_TASK_
Reproduce verbatim everything from the line containing "chat-scrollbar[interactable] <box>473 89" down to the line containing "webcam-icon <box>12 49 38 81</box>", including both of those lines and nothing else.

* * * * * * *

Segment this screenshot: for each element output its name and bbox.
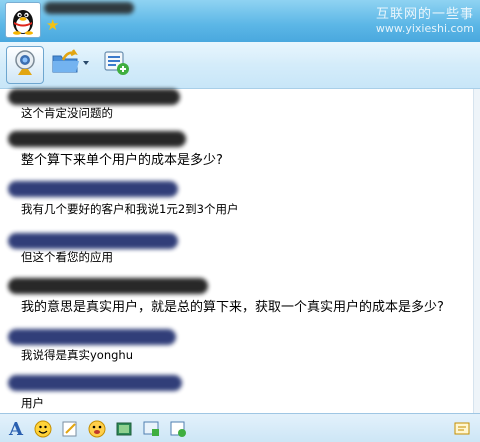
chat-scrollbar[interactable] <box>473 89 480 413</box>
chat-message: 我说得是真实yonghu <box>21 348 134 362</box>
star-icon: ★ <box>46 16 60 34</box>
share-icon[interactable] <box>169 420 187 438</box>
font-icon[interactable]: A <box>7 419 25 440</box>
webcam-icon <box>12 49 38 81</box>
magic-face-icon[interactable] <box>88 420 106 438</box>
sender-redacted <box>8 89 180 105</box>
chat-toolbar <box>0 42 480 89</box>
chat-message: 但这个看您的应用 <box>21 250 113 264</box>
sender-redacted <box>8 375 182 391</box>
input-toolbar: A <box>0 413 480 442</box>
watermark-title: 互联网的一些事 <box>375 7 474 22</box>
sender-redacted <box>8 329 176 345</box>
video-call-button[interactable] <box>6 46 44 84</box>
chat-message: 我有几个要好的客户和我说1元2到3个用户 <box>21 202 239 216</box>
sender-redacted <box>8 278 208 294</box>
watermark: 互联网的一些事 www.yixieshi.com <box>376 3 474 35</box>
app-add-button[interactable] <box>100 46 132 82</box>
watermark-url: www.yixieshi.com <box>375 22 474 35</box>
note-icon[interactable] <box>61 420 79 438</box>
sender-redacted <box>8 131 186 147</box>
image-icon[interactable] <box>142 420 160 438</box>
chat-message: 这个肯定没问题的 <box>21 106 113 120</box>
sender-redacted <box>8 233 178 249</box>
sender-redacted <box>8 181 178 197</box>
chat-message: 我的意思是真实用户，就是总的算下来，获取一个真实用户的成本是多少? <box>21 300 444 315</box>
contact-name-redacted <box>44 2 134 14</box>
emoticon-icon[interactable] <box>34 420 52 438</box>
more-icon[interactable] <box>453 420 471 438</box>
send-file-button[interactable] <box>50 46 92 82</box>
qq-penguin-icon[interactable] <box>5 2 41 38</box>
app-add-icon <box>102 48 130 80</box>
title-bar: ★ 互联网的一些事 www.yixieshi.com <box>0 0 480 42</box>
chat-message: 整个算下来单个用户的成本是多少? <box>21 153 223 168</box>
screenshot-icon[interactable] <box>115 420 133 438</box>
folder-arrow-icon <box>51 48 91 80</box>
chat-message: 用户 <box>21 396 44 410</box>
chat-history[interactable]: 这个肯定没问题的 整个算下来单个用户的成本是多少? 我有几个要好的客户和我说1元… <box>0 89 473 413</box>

* * * * * * *

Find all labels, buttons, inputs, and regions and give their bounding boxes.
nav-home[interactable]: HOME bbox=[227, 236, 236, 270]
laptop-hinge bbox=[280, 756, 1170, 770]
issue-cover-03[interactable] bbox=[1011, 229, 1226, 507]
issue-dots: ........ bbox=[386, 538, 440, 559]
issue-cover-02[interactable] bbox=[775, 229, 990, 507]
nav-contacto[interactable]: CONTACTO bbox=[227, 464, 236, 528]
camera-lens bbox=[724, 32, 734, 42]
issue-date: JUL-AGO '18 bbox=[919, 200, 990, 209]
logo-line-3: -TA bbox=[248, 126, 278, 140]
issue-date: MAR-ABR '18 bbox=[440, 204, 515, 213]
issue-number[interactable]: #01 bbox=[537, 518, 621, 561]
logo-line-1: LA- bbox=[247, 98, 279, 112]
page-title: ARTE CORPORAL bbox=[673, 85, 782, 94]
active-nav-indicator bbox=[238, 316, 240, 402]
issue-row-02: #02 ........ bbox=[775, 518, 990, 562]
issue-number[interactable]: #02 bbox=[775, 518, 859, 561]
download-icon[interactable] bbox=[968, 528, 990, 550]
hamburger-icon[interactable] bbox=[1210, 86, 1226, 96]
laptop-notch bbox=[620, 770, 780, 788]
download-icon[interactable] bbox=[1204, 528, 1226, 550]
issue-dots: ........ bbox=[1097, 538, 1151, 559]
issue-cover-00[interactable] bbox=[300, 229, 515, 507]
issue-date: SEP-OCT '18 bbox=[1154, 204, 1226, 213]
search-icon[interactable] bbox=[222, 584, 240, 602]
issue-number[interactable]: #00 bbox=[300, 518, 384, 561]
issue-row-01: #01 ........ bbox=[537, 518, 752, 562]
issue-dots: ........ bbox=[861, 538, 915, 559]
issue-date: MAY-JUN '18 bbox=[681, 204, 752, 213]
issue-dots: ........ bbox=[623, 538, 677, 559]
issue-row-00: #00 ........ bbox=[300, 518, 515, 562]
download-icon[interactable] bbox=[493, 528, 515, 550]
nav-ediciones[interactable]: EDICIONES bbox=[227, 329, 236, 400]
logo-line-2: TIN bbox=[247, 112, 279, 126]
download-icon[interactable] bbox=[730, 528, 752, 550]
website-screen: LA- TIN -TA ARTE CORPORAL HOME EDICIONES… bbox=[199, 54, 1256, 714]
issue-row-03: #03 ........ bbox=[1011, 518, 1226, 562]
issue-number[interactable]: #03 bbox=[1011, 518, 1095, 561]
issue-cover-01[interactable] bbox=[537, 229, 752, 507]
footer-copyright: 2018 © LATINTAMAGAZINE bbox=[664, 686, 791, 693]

* * * * * * *

_SOLUTION TO THIS TASK_
chat-scrollbar[interactable] <box>473 89 480 413</box>
chat-message: 我说得是真实yonghu <box>21 348 134 362</box>
star-icon: ★ <box>46 16 60 34</box>
share-icon[interactable] <box>169 420 187 438</box>
font-icon[interactable]: A <box>7 419 25 440</box>
webcam-icon <box>12 49 38 81</box>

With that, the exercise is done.